Task objective =>
Reproduce verbatim the data from the line with "List every element" to the line with "chart-bar-7 <box>734 312 769 405</box>", omitting the pictures.

++++ Data provided

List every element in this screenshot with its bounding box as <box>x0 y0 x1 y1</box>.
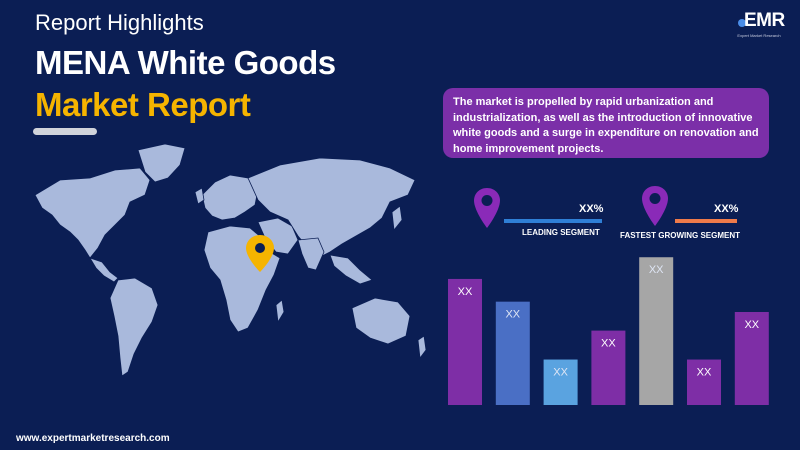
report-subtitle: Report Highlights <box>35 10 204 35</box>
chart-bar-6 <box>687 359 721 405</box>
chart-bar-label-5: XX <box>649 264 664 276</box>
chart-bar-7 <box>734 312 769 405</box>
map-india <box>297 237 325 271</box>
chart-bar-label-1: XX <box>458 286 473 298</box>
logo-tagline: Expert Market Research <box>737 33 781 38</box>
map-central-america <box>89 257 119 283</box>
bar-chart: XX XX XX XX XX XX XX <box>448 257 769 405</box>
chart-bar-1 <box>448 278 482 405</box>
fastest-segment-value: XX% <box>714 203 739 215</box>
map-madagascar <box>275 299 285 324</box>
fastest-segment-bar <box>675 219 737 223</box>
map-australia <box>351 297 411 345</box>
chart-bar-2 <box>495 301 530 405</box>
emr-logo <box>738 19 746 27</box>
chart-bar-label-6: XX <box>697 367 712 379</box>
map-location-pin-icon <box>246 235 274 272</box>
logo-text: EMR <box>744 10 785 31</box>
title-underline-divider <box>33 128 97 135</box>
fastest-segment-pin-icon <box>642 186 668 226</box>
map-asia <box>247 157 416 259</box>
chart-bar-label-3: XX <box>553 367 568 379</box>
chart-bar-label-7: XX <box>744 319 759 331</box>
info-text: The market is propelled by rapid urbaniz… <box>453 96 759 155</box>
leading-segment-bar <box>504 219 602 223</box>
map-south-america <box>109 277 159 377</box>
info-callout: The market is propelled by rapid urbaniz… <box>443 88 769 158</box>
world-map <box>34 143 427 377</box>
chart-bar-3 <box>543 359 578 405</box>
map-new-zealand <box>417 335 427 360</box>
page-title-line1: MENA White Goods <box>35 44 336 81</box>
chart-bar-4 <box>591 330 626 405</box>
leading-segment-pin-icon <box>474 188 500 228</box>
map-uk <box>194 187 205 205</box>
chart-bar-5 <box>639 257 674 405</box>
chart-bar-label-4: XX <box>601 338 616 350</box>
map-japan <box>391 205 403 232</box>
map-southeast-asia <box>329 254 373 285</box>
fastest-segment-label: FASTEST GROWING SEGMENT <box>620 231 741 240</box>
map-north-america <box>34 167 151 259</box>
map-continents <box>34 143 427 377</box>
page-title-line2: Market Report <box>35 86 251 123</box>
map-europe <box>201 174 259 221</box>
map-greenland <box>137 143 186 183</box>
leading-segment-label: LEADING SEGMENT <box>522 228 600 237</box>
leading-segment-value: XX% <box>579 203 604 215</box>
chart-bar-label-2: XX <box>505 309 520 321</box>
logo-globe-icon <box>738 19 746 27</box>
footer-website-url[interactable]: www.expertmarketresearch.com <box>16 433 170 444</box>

++++++++
++++ Data provided

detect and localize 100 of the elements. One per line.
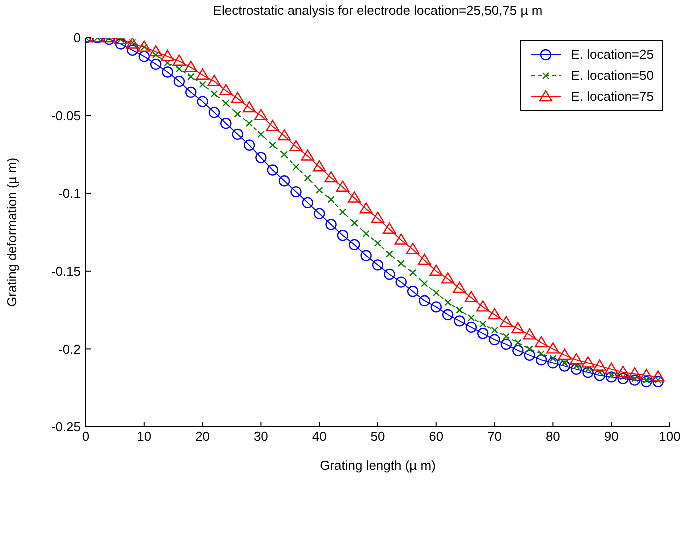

++++++++

Response to the exercise =>
List every element in this screenshot with its bounding box as <box>x0 y0 x1 y1</box>.
report-subtitle: Report Highlights <box>35 10 204 35</box>
chart-bar-6 <box>687 359 721 405</box>
chart-bar-label-5: XX <box>649 264 664 276</box>
chart-bar-7 <box>734 312 769 405</box>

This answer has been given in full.